[Your objective]: With the pictures omitted, write out the entries that follow exactly as they stand.

** Start Dataset **

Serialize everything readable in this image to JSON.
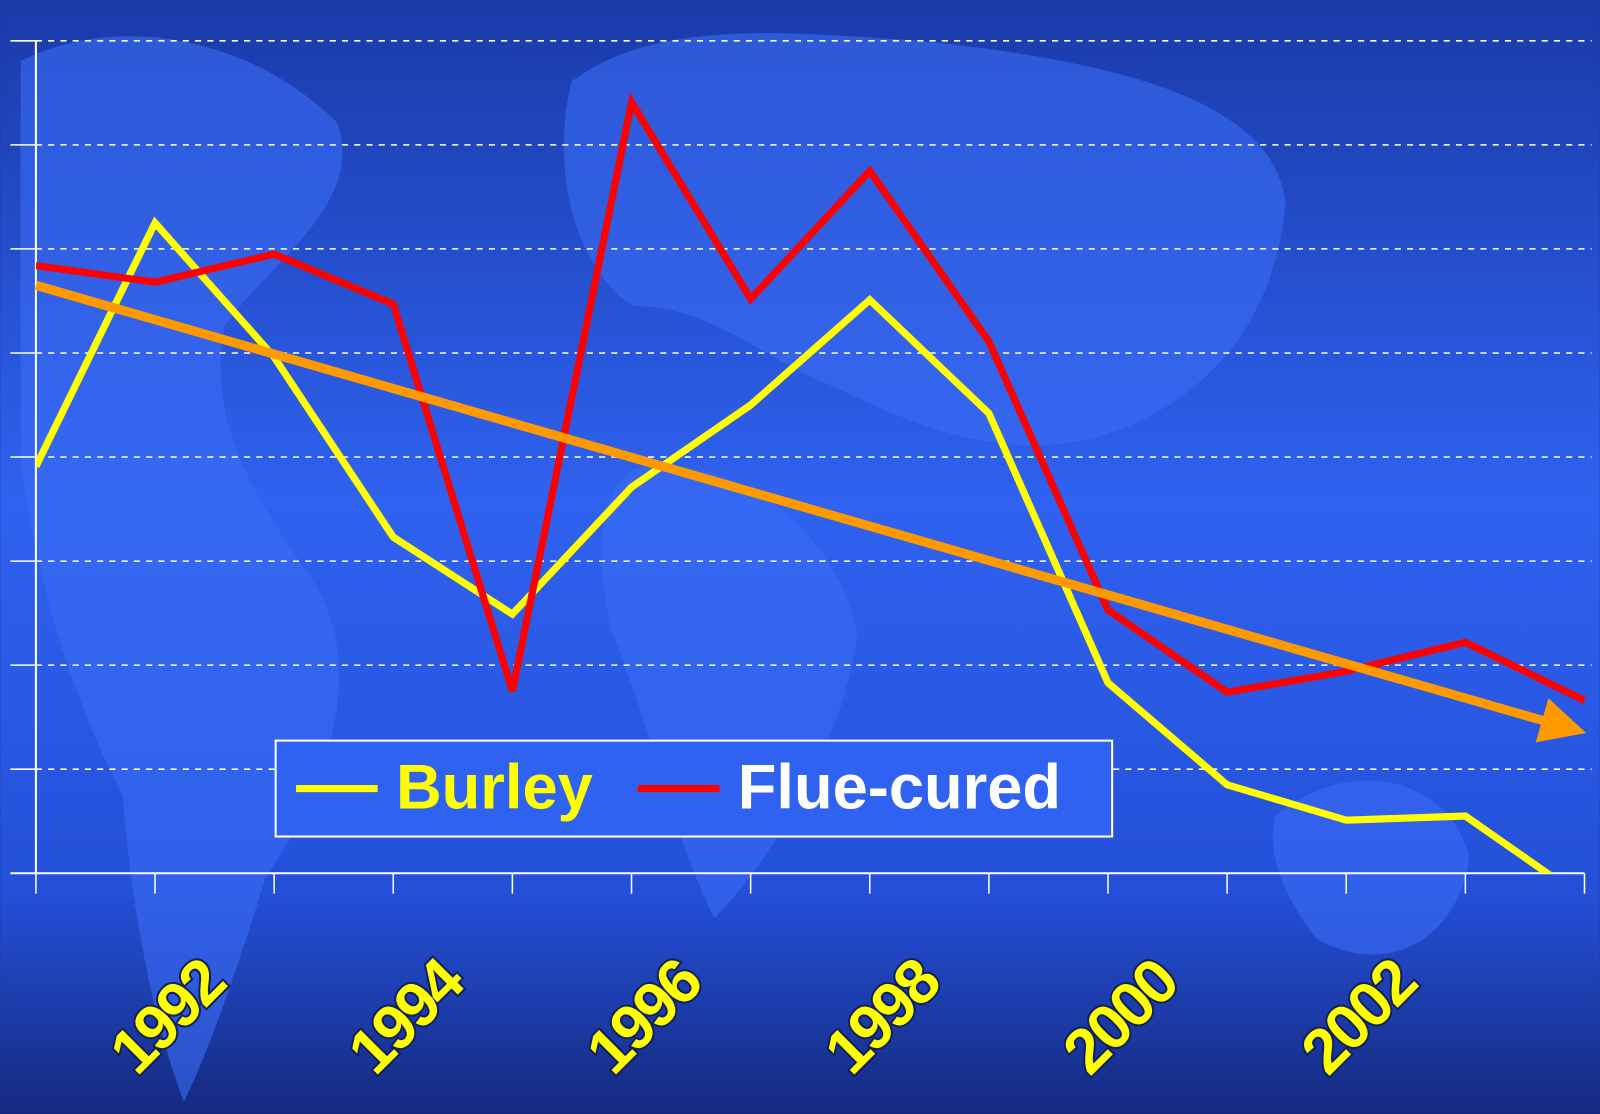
{
  "chart_data": {
    "type": "line",
    "categories": [
      null,
      "1992",
      null,
      "1994",
      null,
      "1996",
      null,
      "1998",
      null,
      "2000",
      null,
      "2002",
      null,
      null
    ],
    "series": [
      {
        "name": "Burley",
        "color": "#ffff00",
        "values": [
          3.91,
          6.25,
          4.96,
          3.23,
          2.49,
          3.71,
          4.5,
          5.51,
          4.42,
          1.83,
          0.85,
          0.51,
          0.55,
          -0.25
        ]
      },
      {
        "name": "Flue-cured",
        "color": "#ff0000",
        "values": [
          5.84,
          5.68,
          5.95,
          5.47,
          1.75,
          7.41,
          5.52,
          6.75,
          5.11,
          2.53,
          1.74,
          1.94,
          2.22,
          1.66
        ]
      }
    ],
    "trend": {
      "color": "#ff9900",
      "values": [
        5.65,
        1.35
      ]
    },
    "ylim": [
      0,
      8
    ],
    "yticks": [
      0,
      1,
      2,
      3,
      4,
      5,
      6,
      7,
      8
    ],
    "grid": true,
    "legend": "bottom"
  }
}
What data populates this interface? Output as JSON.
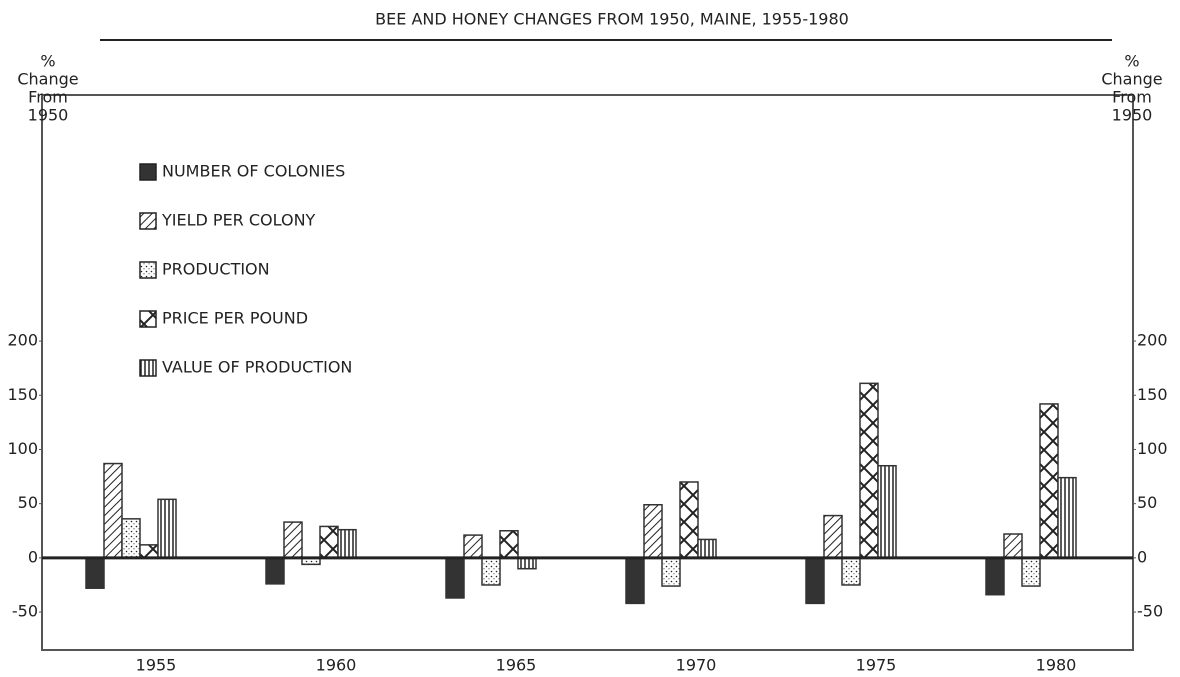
{
  "chart_data": {
    "type": "bar",
    "title": "BEE AND HONEY CHANGES FROM 1950, MAINE, 1955-1980",
    "y_label": [
      "%",
      "Change",
      "From",
      "1950"
    ],
    "y2_label": [
      "%",
      "Change",
      "From",
      "1950"
    ],
    "categories": [
      "1955",
      "1960",
      "1965",
      "1970",
      "1975",
      "1980"
    ],
    "series": [
      {
        "name": "NUMBER OF COLONIES",
        "color": "#333333",
        "values": [
          -28,
          -24,
          -37,
          -42,
          -42,
          -34
        ]
      },
      {
        "name": "YIELD PER COLONY",
        "color": "#333333",
        "values": [
          87,
          33,
          21,
          49,
          39,
          22
        ]
      },
      {
        "name": "PRODUCTION",
        "color": "#333333",
        "values": [
          36,
          -6,
          -25,
          -26,
          -25,
          -26
        ]
      },
      {
        "name": "PRICE PER POUND",
        "color": "#333333",
        "values": [
          12,
          29,
          25,
          70,
          161,
          142
        ]
      },
      {
        "name": "VALUE OF PRODUCTION",
        "color": "#333333",
        "values": [
          54,
          26,
          -10,
          17,
          85,
          74
        ]
      }
    ],
    "ylim": [
      -85,
      427
    ],
    "yticks": [
      -50,
      0,
      50,
      100,
      150,
      200
    ],
    "y2lim": [
      -85,
      427
    ],
    "y2ticks": [
      -50,
      0,
      50,
      100,
      150,
      200
    ]
  }
}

** End Dataset **

[Solution to the exercise]:
Serialize everything readable in this image to JSON.
{
  "chart_data": {
    "type": "line",
    "categories": [
      null,
      "1992",
      null,
      "1994",
      null,
      "1996",
      null,
      "1998",
      null,
      "2000",
      null,
      "2002",
      null,
      null
    ],
    "series": [
      {
        "name": "Burley",
        "color": "#ffff00",
        "values": [
          3.91,
          6.25,
          4.96,
          3.23,
          2.49,
          3.71,
          4.5,
          5.51,
          4.42,
          1.83,
          0.85,
          0.51,
          0.55,
          -0.25
        ]
      },
      {
        "name": "Flue-cured",
        "color": "#ff0000",
        "values": [
          5.84,
          5.68,
          5.95,
          5.47,
          1.75,
          7.41,
          5.52,
          6.75,
          5.11,
          2.53,
          1.74,
          1.94,
          2.22,
          1.66
        ]
      }
    ],
    "trend": {
      "color": "#ff9900",
      "values": [
        5.65,
        1.35
      ]
    },
    "ylim": [
      0,
      8
    ],
    "yticks": [
      0,
      1,
      2,
      3,
      4,
      5,
      6,
      7,
      8
    ],
    "grid": true,
    "legend": "bottom"
  }
}
What data populates this interface? Output as JSON.
{
  "chart_data": {
    "type": "bar",
    "title": "BEE AND HONEY CHANGES FROM 1950, MAINE, 1955-1980",
    "y_label": [
      "%",
      "Change",
      "From",
      "1950"
    ],
    "y2_label": [
      "%",
      "Change",
      "From",
      "1950"
    ],
    "categories": [
      "1955",
      "1960",
      "1965",
      "1970",
      "1975",
      "1980"
    ],
    "series": [
      {
        "name": "NUMBER OF COLONIES",
        "color": "#333333",
        "values": [
          -28,
          -24,
          -37,
          -42,
          -42,
          -34
        ]
      },
      {
        "name": "YIELD PER COLONY",
        "color": "#333333",
        "values": [
          87,
          33,
          21,
          49,
          39,
          22
        ]
      },
      {
        "name": "PRODUCTION",
        "color": "#333333",
        "values": [
          36,
          -6,
          -25,
          -26,
          -25,
          -26
        ]
      },
      {
        "name": "PRICE PER POUND",
        "color": "#333333",
        "values": [
          12,
          29,
          25,
          70,
          161,
          142
        ]
      },
      {
        "name": "VALUE OF PRODUCTION",
        "color": "#333333",
        "values": [
          54,
          26,
          -10,
          17,
          85,
          74
        ]
      }
    ],
    "ylim": [
      -85,
      427
    ],
    "yticks": [
      -50,
      0,
      50,
      100,
      150,
      200
    ],
    "y2lim": [
      -85,
      427
    ],
    "y2ticks": [
      -50,
      0,
      50,
      100,
      150,
      200
    ]
  }
}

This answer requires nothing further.